* Problem: Whenever a line contains the string "National", copy it out of the entries.

┌─ Entries provided

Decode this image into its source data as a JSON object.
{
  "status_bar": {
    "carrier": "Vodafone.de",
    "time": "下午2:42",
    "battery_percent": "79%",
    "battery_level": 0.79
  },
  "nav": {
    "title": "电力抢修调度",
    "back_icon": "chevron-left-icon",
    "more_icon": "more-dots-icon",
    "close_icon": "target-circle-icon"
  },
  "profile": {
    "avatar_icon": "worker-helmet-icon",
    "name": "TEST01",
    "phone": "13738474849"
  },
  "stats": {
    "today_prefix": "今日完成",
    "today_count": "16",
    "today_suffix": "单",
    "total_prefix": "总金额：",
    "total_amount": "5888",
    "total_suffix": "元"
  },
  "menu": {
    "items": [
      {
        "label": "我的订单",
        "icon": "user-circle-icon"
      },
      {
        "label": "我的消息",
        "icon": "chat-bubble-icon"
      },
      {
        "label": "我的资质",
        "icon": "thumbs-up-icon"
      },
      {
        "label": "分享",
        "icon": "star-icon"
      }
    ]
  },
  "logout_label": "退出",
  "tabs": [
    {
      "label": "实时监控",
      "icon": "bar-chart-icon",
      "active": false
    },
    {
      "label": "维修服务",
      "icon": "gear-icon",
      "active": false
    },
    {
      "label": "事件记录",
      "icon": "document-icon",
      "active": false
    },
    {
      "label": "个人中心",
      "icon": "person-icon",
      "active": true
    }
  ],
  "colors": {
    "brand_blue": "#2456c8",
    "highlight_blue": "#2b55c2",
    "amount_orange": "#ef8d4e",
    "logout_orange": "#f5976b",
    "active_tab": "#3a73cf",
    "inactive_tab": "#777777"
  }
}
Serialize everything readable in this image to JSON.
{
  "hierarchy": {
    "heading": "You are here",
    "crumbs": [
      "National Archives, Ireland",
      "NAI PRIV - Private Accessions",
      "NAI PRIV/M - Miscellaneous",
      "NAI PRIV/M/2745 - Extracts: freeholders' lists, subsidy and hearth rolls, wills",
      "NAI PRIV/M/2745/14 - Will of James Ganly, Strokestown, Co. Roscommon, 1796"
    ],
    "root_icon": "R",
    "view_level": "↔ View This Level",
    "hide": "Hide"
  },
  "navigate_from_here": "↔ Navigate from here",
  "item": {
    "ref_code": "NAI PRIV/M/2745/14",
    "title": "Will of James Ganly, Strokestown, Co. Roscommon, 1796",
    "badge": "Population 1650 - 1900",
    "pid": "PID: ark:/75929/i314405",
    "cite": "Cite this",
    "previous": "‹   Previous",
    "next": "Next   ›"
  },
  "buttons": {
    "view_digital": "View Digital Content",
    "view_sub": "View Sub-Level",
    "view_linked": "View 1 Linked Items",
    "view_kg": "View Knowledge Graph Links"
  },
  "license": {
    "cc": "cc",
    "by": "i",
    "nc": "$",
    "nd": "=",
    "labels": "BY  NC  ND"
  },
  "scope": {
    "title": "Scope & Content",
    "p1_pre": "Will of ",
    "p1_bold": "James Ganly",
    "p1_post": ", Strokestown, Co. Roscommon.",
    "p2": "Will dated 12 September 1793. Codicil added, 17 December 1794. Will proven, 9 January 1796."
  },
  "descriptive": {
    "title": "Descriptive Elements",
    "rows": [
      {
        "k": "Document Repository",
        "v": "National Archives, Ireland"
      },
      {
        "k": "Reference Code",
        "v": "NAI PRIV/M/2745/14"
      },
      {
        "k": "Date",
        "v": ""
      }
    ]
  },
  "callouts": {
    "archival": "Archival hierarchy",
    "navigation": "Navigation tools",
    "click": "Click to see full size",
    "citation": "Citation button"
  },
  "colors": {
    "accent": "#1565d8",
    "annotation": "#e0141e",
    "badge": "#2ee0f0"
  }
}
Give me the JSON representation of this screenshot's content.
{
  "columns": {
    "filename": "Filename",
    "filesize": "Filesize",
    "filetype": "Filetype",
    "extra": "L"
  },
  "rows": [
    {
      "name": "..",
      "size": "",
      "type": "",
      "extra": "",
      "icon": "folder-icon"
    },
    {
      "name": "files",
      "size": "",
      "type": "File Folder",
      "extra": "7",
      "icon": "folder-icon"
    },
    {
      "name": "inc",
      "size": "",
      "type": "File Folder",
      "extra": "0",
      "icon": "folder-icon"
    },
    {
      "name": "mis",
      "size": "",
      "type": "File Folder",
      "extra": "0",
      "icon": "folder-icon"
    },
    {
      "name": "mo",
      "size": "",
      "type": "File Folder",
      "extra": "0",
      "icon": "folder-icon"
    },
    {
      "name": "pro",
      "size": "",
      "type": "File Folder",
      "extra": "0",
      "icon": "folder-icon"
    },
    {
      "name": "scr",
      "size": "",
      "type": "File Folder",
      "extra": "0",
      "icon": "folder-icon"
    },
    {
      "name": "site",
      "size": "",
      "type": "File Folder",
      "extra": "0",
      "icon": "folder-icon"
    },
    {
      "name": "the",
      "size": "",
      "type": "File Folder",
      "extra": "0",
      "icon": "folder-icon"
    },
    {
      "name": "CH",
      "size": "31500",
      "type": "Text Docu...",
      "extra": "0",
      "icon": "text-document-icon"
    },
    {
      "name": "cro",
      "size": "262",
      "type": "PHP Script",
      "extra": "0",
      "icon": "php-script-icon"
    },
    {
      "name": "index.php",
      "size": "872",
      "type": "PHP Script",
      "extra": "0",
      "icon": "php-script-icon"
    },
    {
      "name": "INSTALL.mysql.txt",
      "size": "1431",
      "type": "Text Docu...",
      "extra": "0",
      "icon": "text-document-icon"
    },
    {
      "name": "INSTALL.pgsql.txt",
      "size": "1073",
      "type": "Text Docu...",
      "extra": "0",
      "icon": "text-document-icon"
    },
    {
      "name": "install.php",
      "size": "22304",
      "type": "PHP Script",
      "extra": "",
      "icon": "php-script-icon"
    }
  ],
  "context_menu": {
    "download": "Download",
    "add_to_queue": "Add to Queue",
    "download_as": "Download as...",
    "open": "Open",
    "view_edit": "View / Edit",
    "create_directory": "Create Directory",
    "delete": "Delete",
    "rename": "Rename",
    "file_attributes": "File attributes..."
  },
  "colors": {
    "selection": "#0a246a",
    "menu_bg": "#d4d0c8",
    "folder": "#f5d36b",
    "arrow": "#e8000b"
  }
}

└─

* Response:
      "National Archives, Ireland",
        "v": "National Archives, Ireland"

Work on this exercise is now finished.